What you need to do ▸ Output every line of the records below as one numbered list, leaving out the blank lines.

*-*-*

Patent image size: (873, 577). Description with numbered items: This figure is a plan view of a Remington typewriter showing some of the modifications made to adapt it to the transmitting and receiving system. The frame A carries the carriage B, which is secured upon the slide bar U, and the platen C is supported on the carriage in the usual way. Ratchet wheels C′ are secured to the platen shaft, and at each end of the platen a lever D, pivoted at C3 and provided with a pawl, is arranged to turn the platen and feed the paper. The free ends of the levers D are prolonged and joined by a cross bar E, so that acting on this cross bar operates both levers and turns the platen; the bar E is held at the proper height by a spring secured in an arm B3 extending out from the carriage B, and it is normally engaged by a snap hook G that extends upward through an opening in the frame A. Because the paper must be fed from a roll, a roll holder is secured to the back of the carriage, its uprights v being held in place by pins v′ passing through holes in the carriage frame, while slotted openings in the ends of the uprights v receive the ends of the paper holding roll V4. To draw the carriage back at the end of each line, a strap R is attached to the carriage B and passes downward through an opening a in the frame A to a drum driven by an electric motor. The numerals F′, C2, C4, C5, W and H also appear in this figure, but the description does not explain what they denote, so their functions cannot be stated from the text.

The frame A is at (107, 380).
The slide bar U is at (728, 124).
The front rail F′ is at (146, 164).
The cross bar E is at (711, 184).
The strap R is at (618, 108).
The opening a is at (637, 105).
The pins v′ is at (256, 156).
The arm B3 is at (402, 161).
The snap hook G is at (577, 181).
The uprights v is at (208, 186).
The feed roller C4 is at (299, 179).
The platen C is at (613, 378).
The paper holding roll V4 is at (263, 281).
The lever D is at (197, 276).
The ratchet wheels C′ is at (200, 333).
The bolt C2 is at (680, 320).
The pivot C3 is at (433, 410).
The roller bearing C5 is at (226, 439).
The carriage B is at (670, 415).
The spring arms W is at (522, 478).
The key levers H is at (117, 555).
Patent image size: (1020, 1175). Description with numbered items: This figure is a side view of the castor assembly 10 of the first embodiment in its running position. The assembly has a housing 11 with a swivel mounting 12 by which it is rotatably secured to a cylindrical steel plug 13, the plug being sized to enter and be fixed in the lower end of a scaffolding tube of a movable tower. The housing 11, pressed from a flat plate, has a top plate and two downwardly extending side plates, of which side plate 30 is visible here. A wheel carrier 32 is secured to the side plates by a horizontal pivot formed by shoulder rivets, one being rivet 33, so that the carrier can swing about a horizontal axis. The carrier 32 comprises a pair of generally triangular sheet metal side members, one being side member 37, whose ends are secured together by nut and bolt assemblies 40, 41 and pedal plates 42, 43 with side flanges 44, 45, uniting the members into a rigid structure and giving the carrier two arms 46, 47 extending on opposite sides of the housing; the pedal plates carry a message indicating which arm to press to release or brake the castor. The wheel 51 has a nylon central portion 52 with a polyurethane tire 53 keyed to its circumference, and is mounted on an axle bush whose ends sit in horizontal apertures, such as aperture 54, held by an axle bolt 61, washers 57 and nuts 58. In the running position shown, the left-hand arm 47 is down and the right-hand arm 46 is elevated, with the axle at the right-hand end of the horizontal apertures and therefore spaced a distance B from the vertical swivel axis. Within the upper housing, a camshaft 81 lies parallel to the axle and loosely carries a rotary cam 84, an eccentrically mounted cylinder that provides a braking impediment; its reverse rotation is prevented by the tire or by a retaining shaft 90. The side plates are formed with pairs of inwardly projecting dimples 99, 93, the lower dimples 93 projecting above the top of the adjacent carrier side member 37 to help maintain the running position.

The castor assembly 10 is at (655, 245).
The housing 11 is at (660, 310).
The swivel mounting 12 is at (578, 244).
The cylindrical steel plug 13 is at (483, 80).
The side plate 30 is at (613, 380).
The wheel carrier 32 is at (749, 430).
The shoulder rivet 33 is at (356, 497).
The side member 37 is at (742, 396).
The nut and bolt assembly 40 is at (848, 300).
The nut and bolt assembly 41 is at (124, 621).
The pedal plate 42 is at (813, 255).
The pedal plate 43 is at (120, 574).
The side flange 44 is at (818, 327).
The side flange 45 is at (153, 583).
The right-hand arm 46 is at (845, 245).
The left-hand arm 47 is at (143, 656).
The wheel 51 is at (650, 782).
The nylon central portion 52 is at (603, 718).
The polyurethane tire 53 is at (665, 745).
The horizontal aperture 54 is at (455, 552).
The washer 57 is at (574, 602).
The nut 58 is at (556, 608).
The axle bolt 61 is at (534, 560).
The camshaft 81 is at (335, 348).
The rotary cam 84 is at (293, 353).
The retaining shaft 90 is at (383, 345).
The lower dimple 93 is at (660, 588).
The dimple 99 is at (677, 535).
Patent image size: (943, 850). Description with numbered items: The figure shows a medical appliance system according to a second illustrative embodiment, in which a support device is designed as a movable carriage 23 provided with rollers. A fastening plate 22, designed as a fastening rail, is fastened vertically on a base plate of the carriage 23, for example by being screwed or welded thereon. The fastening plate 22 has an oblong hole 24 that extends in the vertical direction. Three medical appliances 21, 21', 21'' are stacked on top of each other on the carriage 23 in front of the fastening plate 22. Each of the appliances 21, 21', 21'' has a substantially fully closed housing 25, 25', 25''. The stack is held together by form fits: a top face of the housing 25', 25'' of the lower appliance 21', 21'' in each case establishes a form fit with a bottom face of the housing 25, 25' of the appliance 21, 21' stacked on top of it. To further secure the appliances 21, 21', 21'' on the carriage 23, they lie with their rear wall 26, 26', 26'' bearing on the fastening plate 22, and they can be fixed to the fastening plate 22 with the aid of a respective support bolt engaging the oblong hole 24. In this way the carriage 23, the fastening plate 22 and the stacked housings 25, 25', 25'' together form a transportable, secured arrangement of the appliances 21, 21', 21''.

*-*-*

Written solution ▸
1. Patent image size: (873, 577). Description with numbered items: This figure is a plan view of a Remington typewriter showing some of the modifications made to adapt it to the transmitting and receiving system. The frame A carries the carriage B, which is secured upon the slide bar U, and the platen C is supported on the carriage in the usual way. Ratchet wheels C′ are secured to the platen shaft, and at each end of the platen a lever D, pivoted at C3 and provided with a pawl, is arranged to turn the platen and feed the paper. The free ends of the levers D are prolonged and joined by a cross bar E, so that acting on this cross bar operates both levers and turns the platen; the bar E is held at the proper height by a spring secured in an arm B3 extending out from the carriage B, and it is normally engaged by a snap hook G that extends upward through an opening in the frame A. Because the paper must be fed from a roll, a roll holder is secured to the back of the carriage, its uprights v being held in place by pins v′ passing through holes in the carriage frame, while slotted openings in the ends of the uprights v receive the ends of the paper holding roll V4. To draw the carriage back at the end of each line, a strap R is attached to the carriage B and passes downward through an opening a in the frame A to a drum driven by an electric motor. The numerals F′, C2, C4, C5, W and H also appear in this figure, but the description does not explain what they denote, so their functions cannot be stated from the text.
2. The frame A is at (107, 380).
3. The slide bar U is at (728, 124).
4. The front rail F′ is at (146, 164).
5. The cross bar E is at (711, 184).
6. The strap R is at (618, 108).
7. The opening a is at (637, 105).
8. The pins v′ is at (256, 156).
9. The arm B3 is at (402, 161).
10. The snap hook G is at (577, 181).
11. The uprights v is at (208, 186).
12. The feed roller C4 is at (299, 179).
13. The platen C is at (613, 378).
14. The paper holding roll V4 is at (263, 281).
15. The lever D is at (197, 276).
16. The ratchet wheels C′ is at (200, 333).
17. The bolt C2 is at (680, 320).
18. The pivot C3 is at (433, 410).
19. The roller bearing C5 is at (226, 439).
20. The carriage B is at (670, 415).
21. The spring arms W is at (522, 478).
22. The key levers H is at (117, 555).
23. Patent image size: (1020, 1175). Description with numbered items: This figure is a side view of the castor assembly 10 of the first embodiment in its running position. The assembly has a housing 11 with a swivel mounting 12 by which it is rotatably secured to a cylindrical steel plug 13, the plug being sized to enter and be fixed in the lower end of a scaffolding tube of a movable tower. The housing 11, pressed from a flat plate, has a top plate and two downwardly extending side plates, of which side plate 30 is visible here. A wheel carrier 32 is secured to the side plates by a horizontal pivot formed by shoulder rivets, one being rivet 33, so that the carrier can swing about a horizontal axis. The carrier 32 comprises a pair of generally triangular sheet metal side members, one being side member 37, whose ends are secured together by nut and bolt assemblies 40, 41 and pedal plates 42, 43 with side flanges 44, 45, uniting the members into a rigid structure and giving the carrier two arms 46, 47 extending on opposite sides of the housing; the pedal plates carry a message indicating which arm to press to release or brake the castor. The wheel 51 has a nylon central portion 52 with a polyurethane tire 53 keyed to its circumference, and is mounted on an axle bush whose ends sit in horizontal apertures, such as aperture 54, held by an axle bolt 61, washers 57 and nuts 58. In the running position shown, the left-hand arm 47 is down and the right-hand arm 46 is elevated, with the axle at the right-hand end of the horizontal apertures and therefore spaced a distance B from the vertical swivel axis. Within the upper housing, a camshaft 81 lies parallel to the axle and loosely carries a rotary cam 84, an eccentrically mounted cylinder that provides a braking impediment; its reverse rotation is prevented by the tire or by a retaining shaft 90. The side plates are formed with pairs of inwardly projecting dimples 99, 93, the lower dimples 93 projecting above the top of the adjacent carrier side member 37 to help maintain the running position.
24. The castor assembly 10 is at (655, 245).
25. The housing 11 is at (660, 310).
26. The swivel mounting 12 is at (578, 244).
27. The cylindrical steel plug 13 is at (483, 80).
28. The side plate 30 is at (613, 380).
29. The wheel carrier 32 is at (749, 430).
30. The shoulder rivet 33 is at (356, 497).
31. The side member 37 is at (742, 396).
32. The nut and bolt assembly 40 is at (848, 300).
33. The nut and bolt assembly 41 is at (124, 621).
34. The pedal plate 42 is at (813, 255).
35. The pedal plate 43 is at (120, 574).
36. The side flange 44 is at (818, 327).
37. The side flange 45 is at (153, 583).
38. The right-hand arm 46 is at (845, 245).
39. The left-hand arm 47 is at (143, 656).
40. The wheel 51 is at (650, 782).
41. The nylon central portion 52 is at (603, 718).
42. The polyurethane tire 53 is at (665, 745).
43. The horizontal aperture 54 is at (455, 552).
44. The washer 57 is at (574, 602).
45. The nut 58 is at (556, 608).
46. The axle bolt 61 is at (534, 560).
47. The camshaft 81 is at (335, 348).
48. The rotary cam 84 is at (293, 353).
49. The retaining shaft 90 is at (383, 345).
50. The lower dimple 93 is at (660, 588).
51. The dimple 99 is at (677, 535).
52. Patent image size: (943, 850). Description with numbered items: The figure shows a medical appliance system according to a second illustrative embodiment, in which a support device is designed as a movable carriage 23 provided with rollers. A fastening plate 22, designed as a fastening rail, is fastened vertically on a base plate of the carriage 23, for example by being screwed or welded thereon. The fastening plate 22 has an oblong hole 24 that extends in the vertical direction. Three medical appliances 21, 21', 21'' are stacked on top of each other on the carriage 23 in front of the fastening plate 22. Each of the appliances 21, 21', 21'' has a substantially fully closed housing 25, 25', 25''. The stack is held together by form fits: a top face of the housing 25', 25'' of the lower appliance 21', 21'' in each case establishes a form fit with a bottom face of the housing 25, 25' of the appliance 21, 21' stacked on top of it. To further secure the appliances 21, 21', 21'' on the carriage 23, they lie with their rear wall 26, 26', 26'' bearing on the fastening plate 22, and they can be fixed to the fastening plate 22 with the aid of a respective support bolt engaging the oblong hole 24. In this way the carriage 23, the fastening plate 22 and the stacked housings 25, 25', 25'' together form a transportable, secured arrangement of the appliances 21, 21', 21''.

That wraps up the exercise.